- OBJECTIVE
Show, in full, each line of the data that contains "school".

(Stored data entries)
-*-

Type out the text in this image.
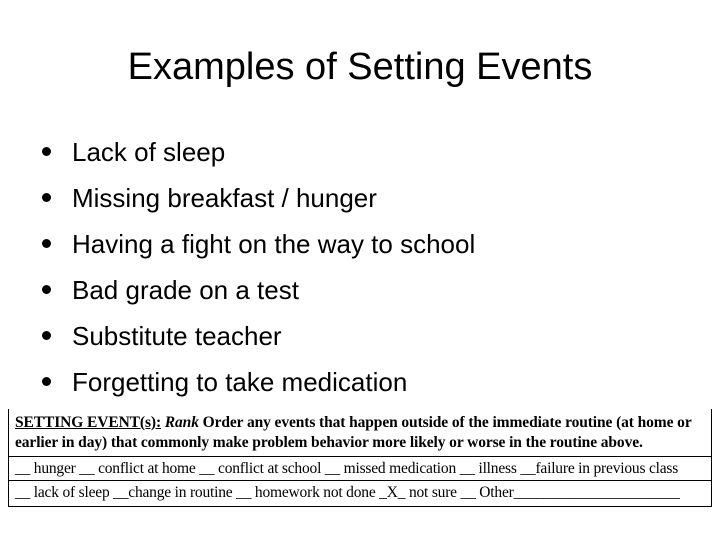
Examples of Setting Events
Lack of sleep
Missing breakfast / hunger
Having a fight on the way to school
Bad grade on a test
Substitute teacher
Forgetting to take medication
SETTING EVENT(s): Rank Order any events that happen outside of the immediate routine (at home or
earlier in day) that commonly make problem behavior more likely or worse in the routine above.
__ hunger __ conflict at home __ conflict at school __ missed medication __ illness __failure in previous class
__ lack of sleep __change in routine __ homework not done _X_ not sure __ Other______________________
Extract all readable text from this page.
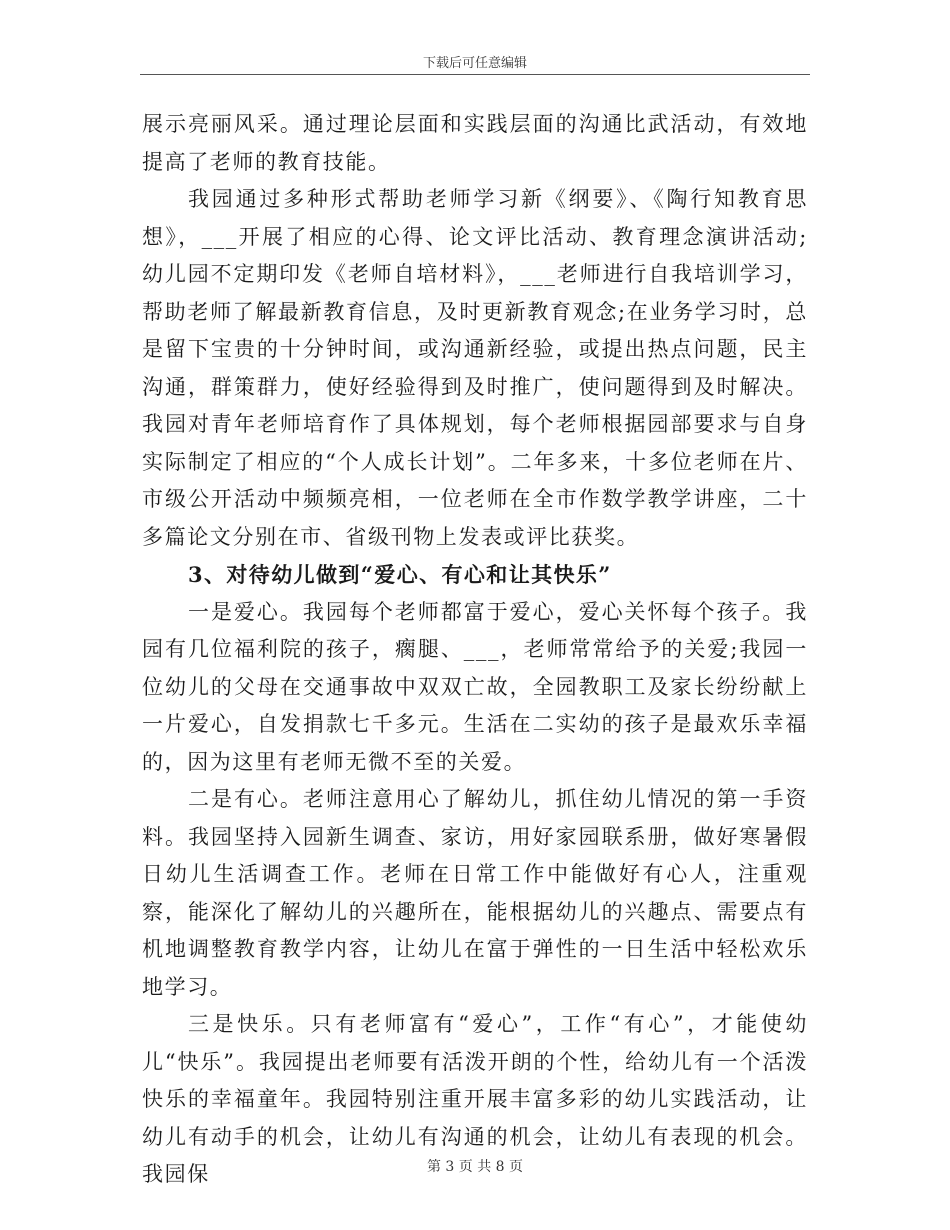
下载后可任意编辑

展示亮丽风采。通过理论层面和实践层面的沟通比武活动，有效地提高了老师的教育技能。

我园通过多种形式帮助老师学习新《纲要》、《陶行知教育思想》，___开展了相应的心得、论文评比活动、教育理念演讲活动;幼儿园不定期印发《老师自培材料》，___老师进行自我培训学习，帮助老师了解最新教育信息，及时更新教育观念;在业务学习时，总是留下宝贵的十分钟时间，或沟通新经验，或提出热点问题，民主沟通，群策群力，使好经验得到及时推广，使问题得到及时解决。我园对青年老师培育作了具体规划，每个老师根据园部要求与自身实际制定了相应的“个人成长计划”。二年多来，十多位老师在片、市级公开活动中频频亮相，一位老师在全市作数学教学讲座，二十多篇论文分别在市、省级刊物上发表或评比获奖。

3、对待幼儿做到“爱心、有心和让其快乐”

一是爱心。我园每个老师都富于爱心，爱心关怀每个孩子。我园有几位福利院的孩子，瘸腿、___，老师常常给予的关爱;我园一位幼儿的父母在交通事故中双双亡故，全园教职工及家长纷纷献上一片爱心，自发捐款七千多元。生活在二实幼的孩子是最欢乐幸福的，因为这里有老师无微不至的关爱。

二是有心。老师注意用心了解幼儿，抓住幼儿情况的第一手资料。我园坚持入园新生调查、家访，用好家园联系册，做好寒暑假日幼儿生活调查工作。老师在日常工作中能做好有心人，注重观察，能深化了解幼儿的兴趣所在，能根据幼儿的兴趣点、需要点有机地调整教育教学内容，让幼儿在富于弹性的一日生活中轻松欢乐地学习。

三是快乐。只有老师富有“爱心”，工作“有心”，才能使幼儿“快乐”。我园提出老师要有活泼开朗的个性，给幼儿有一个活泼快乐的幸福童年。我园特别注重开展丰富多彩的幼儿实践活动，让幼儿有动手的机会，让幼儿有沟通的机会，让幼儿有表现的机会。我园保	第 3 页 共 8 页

-*-

- SOLVED PROBLEM
Having a fight on the way to school
__ hunger __ conflict at home __ conflict at school __ missed medication __ illness __failure in previous class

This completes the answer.